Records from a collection
========

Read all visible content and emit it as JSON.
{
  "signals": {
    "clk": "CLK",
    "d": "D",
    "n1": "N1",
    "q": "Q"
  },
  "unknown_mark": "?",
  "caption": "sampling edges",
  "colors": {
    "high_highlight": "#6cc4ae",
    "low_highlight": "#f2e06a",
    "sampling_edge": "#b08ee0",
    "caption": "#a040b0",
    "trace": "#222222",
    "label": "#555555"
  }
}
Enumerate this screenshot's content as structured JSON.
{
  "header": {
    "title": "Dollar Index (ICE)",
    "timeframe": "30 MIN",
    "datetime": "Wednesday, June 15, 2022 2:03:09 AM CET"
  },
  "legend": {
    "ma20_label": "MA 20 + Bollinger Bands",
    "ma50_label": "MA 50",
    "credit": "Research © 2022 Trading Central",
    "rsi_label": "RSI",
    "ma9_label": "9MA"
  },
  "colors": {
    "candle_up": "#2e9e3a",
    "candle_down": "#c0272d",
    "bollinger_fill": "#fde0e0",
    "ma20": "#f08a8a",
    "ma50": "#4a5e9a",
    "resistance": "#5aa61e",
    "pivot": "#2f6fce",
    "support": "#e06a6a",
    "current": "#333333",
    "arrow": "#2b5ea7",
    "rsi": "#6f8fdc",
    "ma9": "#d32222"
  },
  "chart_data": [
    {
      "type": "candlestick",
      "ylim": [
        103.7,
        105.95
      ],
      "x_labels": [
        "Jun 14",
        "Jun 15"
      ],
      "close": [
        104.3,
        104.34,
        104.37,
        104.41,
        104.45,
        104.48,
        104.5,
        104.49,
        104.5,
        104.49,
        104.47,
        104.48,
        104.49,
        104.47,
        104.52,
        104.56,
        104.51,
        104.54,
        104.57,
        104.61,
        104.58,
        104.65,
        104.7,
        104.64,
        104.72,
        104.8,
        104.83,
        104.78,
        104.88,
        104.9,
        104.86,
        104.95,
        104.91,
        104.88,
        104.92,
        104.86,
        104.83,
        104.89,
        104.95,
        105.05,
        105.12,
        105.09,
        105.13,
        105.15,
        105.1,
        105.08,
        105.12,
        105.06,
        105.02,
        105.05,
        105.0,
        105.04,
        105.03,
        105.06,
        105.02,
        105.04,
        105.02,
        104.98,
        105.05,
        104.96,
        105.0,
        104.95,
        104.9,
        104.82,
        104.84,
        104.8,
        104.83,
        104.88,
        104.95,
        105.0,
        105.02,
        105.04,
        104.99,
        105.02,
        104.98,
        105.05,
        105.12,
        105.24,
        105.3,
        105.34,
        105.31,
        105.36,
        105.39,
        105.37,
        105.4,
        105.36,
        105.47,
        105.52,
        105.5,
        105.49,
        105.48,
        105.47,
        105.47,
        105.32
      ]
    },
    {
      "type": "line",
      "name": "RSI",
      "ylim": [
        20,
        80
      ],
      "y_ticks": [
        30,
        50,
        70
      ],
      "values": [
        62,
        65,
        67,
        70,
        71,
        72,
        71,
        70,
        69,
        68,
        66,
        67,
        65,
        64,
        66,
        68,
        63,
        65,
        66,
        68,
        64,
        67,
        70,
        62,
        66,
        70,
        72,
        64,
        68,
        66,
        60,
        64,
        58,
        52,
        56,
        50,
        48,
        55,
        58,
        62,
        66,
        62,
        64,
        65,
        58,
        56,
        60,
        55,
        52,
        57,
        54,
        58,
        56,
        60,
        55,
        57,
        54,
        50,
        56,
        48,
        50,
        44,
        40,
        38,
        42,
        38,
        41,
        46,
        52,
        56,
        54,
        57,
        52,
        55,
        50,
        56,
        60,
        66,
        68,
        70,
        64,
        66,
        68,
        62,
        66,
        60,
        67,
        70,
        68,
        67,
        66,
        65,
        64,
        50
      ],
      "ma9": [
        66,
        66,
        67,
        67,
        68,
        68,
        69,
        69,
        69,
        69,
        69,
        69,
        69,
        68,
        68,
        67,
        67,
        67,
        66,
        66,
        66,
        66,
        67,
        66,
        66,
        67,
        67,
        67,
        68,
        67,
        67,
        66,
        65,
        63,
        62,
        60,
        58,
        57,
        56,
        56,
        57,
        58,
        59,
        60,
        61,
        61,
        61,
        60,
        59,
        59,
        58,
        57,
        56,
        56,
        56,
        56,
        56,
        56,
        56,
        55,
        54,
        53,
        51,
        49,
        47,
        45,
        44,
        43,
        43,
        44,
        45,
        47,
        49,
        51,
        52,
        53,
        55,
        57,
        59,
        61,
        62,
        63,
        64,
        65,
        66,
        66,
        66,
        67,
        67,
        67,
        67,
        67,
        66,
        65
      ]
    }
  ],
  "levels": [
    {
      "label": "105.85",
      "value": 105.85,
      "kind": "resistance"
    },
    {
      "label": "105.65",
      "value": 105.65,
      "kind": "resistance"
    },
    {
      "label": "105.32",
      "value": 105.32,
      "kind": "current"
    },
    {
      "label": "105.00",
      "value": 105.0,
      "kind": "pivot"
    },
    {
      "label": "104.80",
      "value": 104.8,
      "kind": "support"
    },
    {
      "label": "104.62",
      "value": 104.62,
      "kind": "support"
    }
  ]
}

========

Transcribe the whole listing exactly.

▸ Task answer:
Read all visible content and emit it as JSON.
{
  "signals": {
    "clk": "CLK",
    "d": "D",
    "n1": "N1",
    "q": "Q"
  },
  "unknown_mark": "?",
  "caption": "sampling edges",
  "colors": {
    "high_highlight": "#6cc4ae",
    "low_highlight": "#f2e06a",
    "sampling_edge": "#b08ee0",
    "caption": "#a040b0",
    "trace": "#222222",
    "label": "#555555"
  }
}
Enumerate this screenshot's content as structured JSON.
{
  "header": {
    "title": "Dollar Index (ICE)",
    "timeframe": "30 MIN",
    "datetime": "Wednesday, June 15, 2022 2:03:09 AM CET"
  },
  "legend": {
    "ma20_label": "MA 20 + Bollinger Bands",
    "ma50_label": "MA 50",
    "credit": "Research © 2022 Trading Central",
    "rsi_label": "RSI",
    "ma9_label": "9MA"
  },
  "colors": {
    "candle_up": "#2e9e3a",
    "candle_down": "#c0272d",
    "bollinger_fill": "#fde0e0",
    "ma20": "#f08a8a",
    "ma50": "#4a5e9a",
    "resistance": "#5aa61e",
    "pivot": "#2f6fce",
    "support": "#e06a6a",
    "current": "#333333",
    "arrow": "#2b5ea7",
    "rsi": "#6f8fdc",
    "ma9": "#d32222"
  },
  "chart_data": [
    {
      "type": "candlestick",
      "ylim": [
        103.7,
        105.95
      ],
      "x_labels": [
        "Jun 14",
        "Jun 15"
      ],
      "close": [
        104.3,
        104.34,
        104.37,
        104.41,
        104.45,
        104.48,
        104.5,
        104.49,
        104.5,
        104.49,
        104.47,
        104.48,
        104.49,
        104.47,
        104.52,
        104.56,
        104.51,
        104.54,
        104.57,
        104.61,
        104.58,
        104.65,
        104.7,
        104.64,
        104.72,
        104.8,
        104.83,
        104.78,
        104.88,
        104.9,
        104.86,
        104.95,
        104.91,
        104.88,
        104.92,
        104.86,
        104.83,
        104.89,
        104.95,
        105.05,
        105.12,
        105.09,
        105.13,
        105.15,
        105.1,
        105.08,
        105.12,
        105.06,
        105.02,
        105.05,
        105.0,
        105.04,
        105.03,
        105.06,
        105.02,
        105.04,
        105.02,
        104.98,
        105.05,
        104.96,
        105.0,
        104.95,
        104.9,
        104.82,
        104.84,
        104.8,
        104.83,
        104.88,
        104.95,
        105.0,
        105.02,
        105.04,
        104.99,
        105.02,
        104.98,
        105.05,
        105.12,
        105.24,
        105.3,
        105.34,
        105.31,
        105.36,
        105.39,
        105.37,
        105.4,
        105.36,
        105.47,
        105.52,
        105.5,
        105.49,
        105.48,
        105.47,
        105.47,
        105.32
      ]
    },
    {
      "type": "line",
      "name": "RSI",
      "ylim": [
        20,
        80
      ],
      "y_ticks": [
        30,
        50,
        70
      ],
      "values": [
        62,
        65,
        67,
        70,
        71,
        72,
        71,
        70,
        69,
        68,
        66,
        67,
        65,
        64,
        66,
        68,
        63,
        65,
        66,
        68,
        64,
        67,
        70,
        62,
        66,
        70,
        72,
        64,
        68,
        66,
        60,
        64,
        58,
        52,
        56,
        50,
        48,
        55,
        58,
        62,
        66,
        62,
        64,
        65,
        58,
        56,
        60,
        55,
        52,
        57,
        54,
        58,
        56,
        60,
        55,
        57,
        54,
        50,
        56,
        48,
        50,
        44,
        40,
        38,
        42,
        38,
        41,
        46,
        52,
        56,
        54,
        57,
        52,
        55,
        50,
        56,
        60,
        66,
        68,
        70,
        64,
        66,
        68,
        62,
        66,
        60,
        67,
        70,
        68,
        67,
        66,
        65,
        64,
        50
      ],
      "ma9": [
        66,
        66,
        67,
        67,
        68,
        68,
        69,
        69,
        69,
        69,
        69,
        69,
        69,
        68,
        68,
        67,
        67,
        67,
        66,
        66,
        66,
        66,
        67,
        66,
        66,
        67,
        67,
        67,
        68,
        67,
        67,
        66,
        65,
        63,
        62,
        60,
        58,
        57,
        56,
        56,
        57,
        58,
        59,
        60,
        61,
        61,
        61,
        60,
        59,
        59,
        58,
        57,
        56,
        56,
        56,
        56,
        56,
        56,
        56,
        55,
        54,
        53,
        51,
        49,
        47,
        45,
        44,
        43,
        43,
        44,
        45,
        47,
        49,
        51,
        52,
        53,
        55,
        57,
        59,
        61,
        62,
        63,
        64,
        65,
        66,
        66,
        66,
        67,
        67,
        67,
        67,
        67,
        66,
        65
      ]
    }
  ],
  "levels": [
    {
      "label": "105.85",
      "value": 105.85,
      "kind": "resistance"
    },
    {
      "label": "105.65",
      "value": 105.65,
      "kind": "resistance"
    },
    {
      "label": "105.32",
      "value": 105.32,
      "kind": "current"
    },
    {
      "label": "105.00",
      "value": 105.0,
      "kind": "pivot"
    },
    {
      "label": "104.80",
      "value": 104.8,
      "kind": "support"
    },
    {
      "label": "104.62",
      "value": 104.62,
      "kind": "support"
    }
  ]
}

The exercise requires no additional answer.